Task statement: Write out every entry in full. Leave nothing out.

BEGIN The records

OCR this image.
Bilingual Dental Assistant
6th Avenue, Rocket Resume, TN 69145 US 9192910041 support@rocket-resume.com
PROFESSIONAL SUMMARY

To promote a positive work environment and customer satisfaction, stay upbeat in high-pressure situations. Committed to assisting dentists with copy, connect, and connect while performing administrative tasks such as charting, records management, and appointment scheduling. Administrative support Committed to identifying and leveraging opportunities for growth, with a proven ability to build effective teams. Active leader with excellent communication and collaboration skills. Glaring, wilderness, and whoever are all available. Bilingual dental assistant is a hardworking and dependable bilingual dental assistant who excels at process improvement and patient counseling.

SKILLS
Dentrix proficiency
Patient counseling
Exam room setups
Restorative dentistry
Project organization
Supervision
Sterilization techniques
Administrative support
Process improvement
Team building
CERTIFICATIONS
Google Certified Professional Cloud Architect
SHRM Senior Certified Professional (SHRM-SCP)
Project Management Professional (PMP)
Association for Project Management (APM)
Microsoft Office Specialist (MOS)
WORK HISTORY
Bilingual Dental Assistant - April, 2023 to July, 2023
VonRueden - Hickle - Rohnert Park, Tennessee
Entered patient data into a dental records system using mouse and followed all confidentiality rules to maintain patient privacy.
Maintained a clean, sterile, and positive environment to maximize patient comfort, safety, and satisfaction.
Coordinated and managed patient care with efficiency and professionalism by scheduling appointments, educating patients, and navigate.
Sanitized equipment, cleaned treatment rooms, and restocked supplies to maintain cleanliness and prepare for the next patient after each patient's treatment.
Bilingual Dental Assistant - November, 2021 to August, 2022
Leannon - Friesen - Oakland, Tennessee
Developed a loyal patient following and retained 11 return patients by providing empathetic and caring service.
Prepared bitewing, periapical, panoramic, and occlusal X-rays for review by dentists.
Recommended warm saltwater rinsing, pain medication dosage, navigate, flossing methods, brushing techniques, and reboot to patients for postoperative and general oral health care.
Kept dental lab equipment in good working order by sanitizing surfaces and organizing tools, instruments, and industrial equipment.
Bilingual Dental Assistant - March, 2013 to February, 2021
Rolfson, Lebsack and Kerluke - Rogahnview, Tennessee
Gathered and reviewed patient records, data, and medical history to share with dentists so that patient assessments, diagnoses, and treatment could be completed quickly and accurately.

END The records

Solution to this exercise:
OCR this image.
Bilingual Dental Assistant
6th Avenue, Rocket Resume, TN 69145 US 9192910041 support@rocket-resume.com
PROFESSIONAL SUMMARY

To promote a positive work environment and customer satisfaction, stay upbeat in high-pressure situations. Committed to assisting dentists with copy, connect, and connect while performing administrative tasks such as charting, records management, and appointment scheduling. Administrative support Committed to identifying and leveraging opportunities for growth, with a proven ability to build effective teams. Active leader with excellent communication and collaboration skills. Glaring, wilderness, and whoever are all available. Bilingual dental assistant is a hardworking and dependable bilingual dental assistant who excels at process improvement and patient counseling.

SKILLS
Dentrix proficiency
Patient counseling
Exam room setups
Restorative dentistry
Project organization
Supervision
Sterilization techniques
Administrative support
Process improvement
Team building
CERTIFICATIONS
Google Certified Professional Cloud Architect
SHRM Senior Certified Professional (SHRM-SCP)
Project Management Professional (PMP)
Association for Project Management (APM)
Microsoft Office Specialist (MOS)
WORK HISTORY
Bilingual Dental Assistant - April, 2023 to July, 2023
VonRueden - Hickle - Rohnert Park, Tennessee
Entered patient data into a dental records system using mouse and followed all confidentiality rules to maintain patient privacy.
Maintained a clean, sterile, and positive environment to maximize patient comfort, safety, and satisfaction.
Coordinated and managed patient care with efficiency and professionalism by scheduling appointments, educating patients, and navigate.
Sanitized equipment, cleaned treatment rooms, and restocked supplies to maintain cleanliness and prepare for the next patient after each patient's treatment.
Bilingual Dental Assistant - November, 2021 to August, 2022
Leannon - Friesen - Oakland, Tennessee
Developed a loyal patient following and retained 11 return patients by providing empathetic and caring service.
Prepared bitewing, periapical, panoramic, and occlusal X-rays for review by dentists.
Recommended warm saltwater rinsing, pain medication dosage, navigate, flossing methods, brushing techniques, and reboot to patients for postoperative and general oral health care.
Kept dental lab equipment in good working order by sanitizing surfaces and organizing tools, instruments, and industrial equipment.
Bilingual Dental Assistant - March, 2013 to February, 2021
Rolfson, Lebsack and Kerluke - Rogahnview, Tennessee
Gathered and reviewed patient records, data, and medical history to share with dentists so that patient assessments, diagnoses, and treatment could be completed quickly and accurately.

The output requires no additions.